Task goal:
Repeat the material exactly as it appears.

Dataset items
--------------------

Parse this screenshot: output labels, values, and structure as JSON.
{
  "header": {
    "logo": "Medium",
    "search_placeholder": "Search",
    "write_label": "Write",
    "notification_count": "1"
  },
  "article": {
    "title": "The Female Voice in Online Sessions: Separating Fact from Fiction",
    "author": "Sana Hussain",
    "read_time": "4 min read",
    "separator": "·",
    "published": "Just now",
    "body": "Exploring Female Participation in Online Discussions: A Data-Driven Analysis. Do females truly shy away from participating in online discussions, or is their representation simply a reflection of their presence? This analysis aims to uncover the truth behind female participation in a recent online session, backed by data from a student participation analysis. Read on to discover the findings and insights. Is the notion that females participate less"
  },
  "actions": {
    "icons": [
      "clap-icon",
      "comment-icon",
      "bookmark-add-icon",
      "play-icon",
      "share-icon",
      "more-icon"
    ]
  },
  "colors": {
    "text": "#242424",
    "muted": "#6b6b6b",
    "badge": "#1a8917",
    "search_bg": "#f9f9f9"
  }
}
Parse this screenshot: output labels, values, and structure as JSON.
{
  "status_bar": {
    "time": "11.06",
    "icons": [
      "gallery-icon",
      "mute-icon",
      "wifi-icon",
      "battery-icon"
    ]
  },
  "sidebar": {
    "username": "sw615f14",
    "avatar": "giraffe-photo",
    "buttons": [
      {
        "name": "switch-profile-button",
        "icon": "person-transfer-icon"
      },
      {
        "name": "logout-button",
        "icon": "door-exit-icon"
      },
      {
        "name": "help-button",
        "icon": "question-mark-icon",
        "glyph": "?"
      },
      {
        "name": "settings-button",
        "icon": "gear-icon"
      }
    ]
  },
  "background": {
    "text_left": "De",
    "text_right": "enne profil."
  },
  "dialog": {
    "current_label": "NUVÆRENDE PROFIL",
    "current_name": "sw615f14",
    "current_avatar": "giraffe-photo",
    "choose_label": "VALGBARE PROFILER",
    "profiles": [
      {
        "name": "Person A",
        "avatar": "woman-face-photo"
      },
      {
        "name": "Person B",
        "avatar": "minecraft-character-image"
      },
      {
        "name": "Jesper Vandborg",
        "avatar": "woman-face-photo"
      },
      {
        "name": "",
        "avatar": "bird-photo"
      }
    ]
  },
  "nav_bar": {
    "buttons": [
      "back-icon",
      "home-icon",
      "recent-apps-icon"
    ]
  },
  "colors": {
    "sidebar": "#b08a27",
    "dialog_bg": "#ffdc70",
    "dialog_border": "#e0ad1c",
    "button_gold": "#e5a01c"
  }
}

--------------------

Exercise answer:
Parse this screenshot: output labels, values, and structure as JSON.
{
  "header": {
    "logo": "Medium",
    "search_placeholder": "Search",
    "write_label": "Write",
    "notification_count": "1"
  },
  "article": {
    "title": "The Female Voice in Online Sessions: Separating Fact from Fiction",
    "author": "Sana Hussain",
    "read_time": "4 min read",
    "separator": "·",
    "published": "Just now",
    "body": "Exploring Female Participation in Online Discussions: A Data-Driven Analysis. Do females truly shy away from participating in online discussions, or is their representation simply a reflection of their presence? This analysis aims to uncover the truth behind female participation in a recent online session, backed by data from a student participation analysis. Read on to discover the findings and insights. Is the notion that females participate less"
  },
  "actions": {
    "icons": [
      "clap-icon",
      "comment-icon",
      "bookmark-add-icon",
      "play-icon",
      "share-icon",
      "more-icon"
    ]
  },
  "colors": {
    "text": "#242424",
    "muted": "#6b6b6b",
    "badge": "#1a8917",
    "search_bg": "#f9f9f9"
  }
}
Parse this screenshot: output labels, values, and structure as JSON.
{
  "status_bar": {
    "time": "11.06",
    "icons": [
      "gallery-icon",
      "mute-icon",
      "wifi-icon",
      "battery-icon"
    ]
  },
  "sidebar": {
    "username": "sw615f14",
    "avatar": "giraffe-photo",
    "buttons": [
      {
        "name": "switch-profile-button",
        "icon": "person-transfer-icon"
      },
      {
        "name": "logout-button",
        "icon": "door-exit-icon"
      },
      {
        "name": "help-button",
        "icon": "question-mark-icon",
        "glyph": "?"
      },
      {
        "name": "settings-button",
        "icon": "gear-icon"
      }
    ]
  },
  "background": {
    "text_left": "De",
    "text_right": "enne profil."
  },
  "dialog": {
    "current_label": "NUVÆRENDE PROFIL",
    "current_name": "sw615f14",
    "current_avatar": "giraffe-photo",
    "choose_label": "VALGBARE PROFILER",
    "profiles": [
      {
        "name": "Person A",
        "avatar": "woman-face-photo"
      },
      {
        "name": "Person B",
        "avatar": "minecraft-character-image"
      },
      {
        "name": "Jesper Vandborg",
        "avatar": "woman-face-photo"
      },
      {
        "name": "",
        "avatar": "bird-photo"
      }
    ]
  },
  "nav_bar": {
    "buttons": [
      "back-icon",
      "home-icon",
      "recent-apps-icon"
    ]
  },
  "colors": {
    "sidebar": "#b08a27",
    "dialog_bg": "#ffdc70",
    "dialog_border": "#e0ad1c",
    "button_gold": "#e5a01c"
  }
}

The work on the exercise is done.